— begin SUPPLIED MATERIAL —

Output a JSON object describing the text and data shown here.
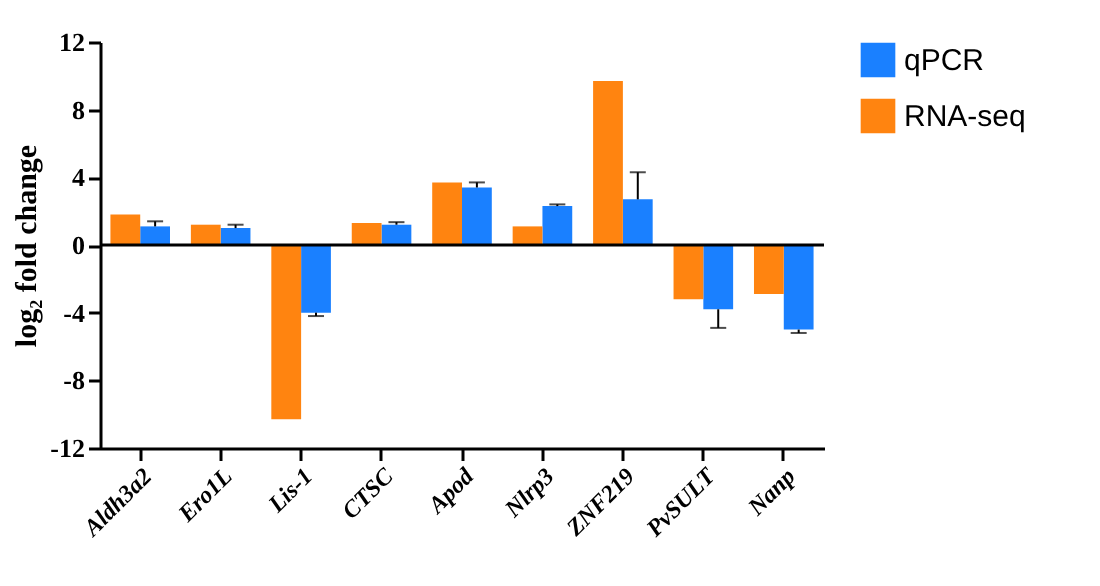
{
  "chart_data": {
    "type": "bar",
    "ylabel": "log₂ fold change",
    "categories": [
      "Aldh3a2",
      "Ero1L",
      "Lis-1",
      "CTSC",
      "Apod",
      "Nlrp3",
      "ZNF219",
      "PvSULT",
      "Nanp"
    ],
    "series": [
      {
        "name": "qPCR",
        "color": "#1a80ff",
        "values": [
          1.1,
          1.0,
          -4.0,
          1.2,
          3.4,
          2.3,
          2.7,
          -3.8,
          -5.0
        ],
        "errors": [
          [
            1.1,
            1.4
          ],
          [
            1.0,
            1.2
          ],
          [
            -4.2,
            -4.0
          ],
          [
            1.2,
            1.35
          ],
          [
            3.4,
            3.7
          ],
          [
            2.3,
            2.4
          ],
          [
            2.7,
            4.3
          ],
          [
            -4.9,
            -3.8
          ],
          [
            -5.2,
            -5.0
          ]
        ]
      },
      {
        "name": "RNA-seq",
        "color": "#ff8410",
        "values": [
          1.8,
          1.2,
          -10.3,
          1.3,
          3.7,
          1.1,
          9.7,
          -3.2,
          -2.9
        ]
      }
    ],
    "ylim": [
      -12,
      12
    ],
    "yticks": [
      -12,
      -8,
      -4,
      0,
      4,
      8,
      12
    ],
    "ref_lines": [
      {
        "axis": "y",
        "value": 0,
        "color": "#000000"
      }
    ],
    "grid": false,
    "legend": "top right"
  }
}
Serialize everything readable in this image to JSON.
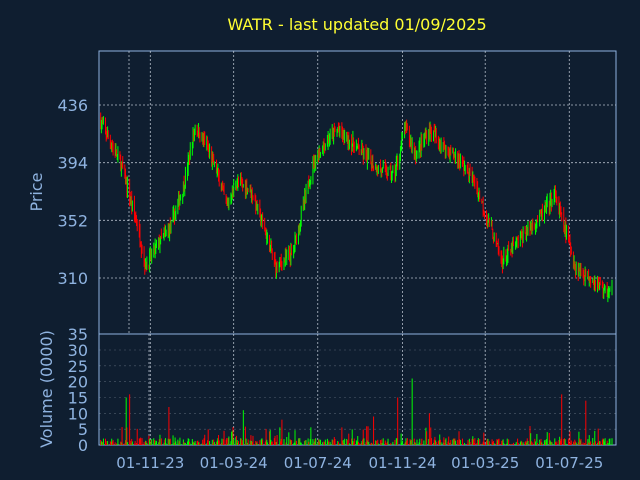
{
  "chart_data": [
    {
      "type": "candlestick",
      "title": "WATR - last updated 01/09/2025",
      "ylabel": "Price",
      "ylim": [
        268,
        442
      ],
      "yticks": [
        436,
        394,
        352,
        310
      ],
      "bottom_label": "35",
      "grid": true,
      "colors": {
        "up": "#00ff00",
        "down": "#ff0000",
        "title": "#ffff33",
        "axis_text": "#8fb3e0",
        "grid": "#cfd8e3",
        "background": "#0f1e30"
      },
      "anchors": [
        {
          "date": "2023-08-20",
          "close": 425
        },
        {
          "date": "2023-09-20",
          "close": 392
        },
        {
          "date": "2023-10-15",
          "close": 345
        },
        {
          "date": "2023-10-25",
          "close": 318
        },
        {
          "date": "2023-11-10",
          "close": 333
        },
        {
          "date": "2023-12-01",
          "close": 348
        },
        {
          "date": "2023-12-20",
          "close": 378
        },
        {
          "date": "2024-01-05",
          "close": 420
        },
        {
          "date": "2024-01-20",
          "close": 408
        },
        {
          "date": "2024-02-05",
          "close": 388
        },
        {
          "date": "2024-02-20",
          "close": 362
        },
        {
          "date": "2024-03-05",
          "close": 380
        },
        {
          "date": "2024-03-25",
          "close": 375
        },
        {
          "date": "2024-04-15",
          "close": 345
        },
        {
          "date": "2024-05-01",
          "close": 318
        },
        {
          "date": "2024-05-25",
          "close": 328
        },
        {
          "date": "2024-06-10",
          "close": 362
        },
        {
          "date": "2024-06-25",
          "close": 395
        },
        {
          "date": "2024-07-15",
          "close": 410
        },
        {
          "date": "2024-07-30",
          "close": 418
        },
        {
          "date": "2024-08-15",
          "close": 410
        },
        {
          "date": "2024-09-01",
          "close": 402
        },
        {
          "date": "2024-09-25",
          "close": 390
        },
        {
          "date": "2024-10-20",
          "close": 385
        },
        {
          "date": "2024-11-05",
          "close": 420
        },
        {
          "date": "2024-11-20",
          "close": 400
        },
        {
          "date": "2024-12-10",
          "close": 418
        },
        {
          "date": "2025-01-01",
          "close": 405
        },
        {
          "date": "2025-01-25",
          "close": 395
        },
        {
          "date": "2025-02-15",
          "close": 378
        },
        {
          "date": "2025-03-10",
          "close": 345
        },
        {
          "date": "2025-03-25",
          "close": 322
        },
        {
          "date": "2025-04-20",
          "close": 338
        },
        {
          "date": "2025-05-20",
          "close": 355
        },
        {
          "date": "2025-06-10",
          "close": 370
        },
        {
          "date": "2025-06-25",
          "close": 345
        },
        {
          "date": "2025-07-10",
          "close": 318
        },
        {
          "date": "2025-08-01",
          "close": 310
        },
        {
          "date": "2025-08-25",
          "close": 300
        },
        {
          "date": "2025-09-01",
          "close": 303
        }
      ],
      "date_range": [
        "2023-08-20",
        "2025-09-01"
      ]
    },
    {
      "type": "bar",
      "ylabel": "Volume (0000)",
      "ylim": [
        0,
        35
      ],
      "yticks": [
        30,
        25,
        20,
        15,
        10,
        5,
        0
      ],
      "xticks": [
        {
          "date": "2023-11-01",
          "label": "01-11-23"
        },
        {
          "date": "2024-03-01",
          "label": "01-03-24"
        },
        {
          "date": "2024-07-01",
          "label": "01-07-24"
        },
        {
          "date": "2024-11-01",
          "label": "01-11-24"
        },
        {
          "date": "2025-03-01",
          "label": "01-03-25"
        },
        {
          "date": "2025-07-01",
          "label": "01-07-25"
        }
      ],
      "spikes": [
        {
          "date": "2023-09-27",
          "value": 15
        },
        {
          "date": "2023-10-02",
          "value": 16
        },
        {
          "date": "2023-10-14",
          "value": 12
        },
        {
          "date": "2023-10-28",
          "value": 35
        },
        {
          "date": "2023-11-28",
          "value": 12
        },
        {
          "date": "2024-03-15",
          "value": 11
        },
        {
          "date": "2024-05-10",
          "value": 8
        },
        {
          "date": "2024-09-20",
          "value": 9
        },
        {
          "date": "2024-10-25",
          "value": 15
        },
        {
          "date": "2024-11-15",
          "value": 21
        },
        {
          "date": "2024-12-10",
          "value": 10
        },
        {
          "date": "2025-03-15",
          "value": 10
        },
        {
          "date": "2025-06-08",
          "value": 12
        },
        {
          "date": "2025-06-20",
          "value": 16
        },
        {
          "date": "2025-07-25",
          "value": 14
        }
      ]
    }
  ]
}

— end SUPPLIED MATERIAL —

— WORK TO COMPLETE —
Identify lines with the string "ylabel". Copy each one.

— EXERCISE ANSWER —
    "ylabel": "log₂ fold change",
      "ylabel": "Price",
      "ylabel": "Volume (0000)",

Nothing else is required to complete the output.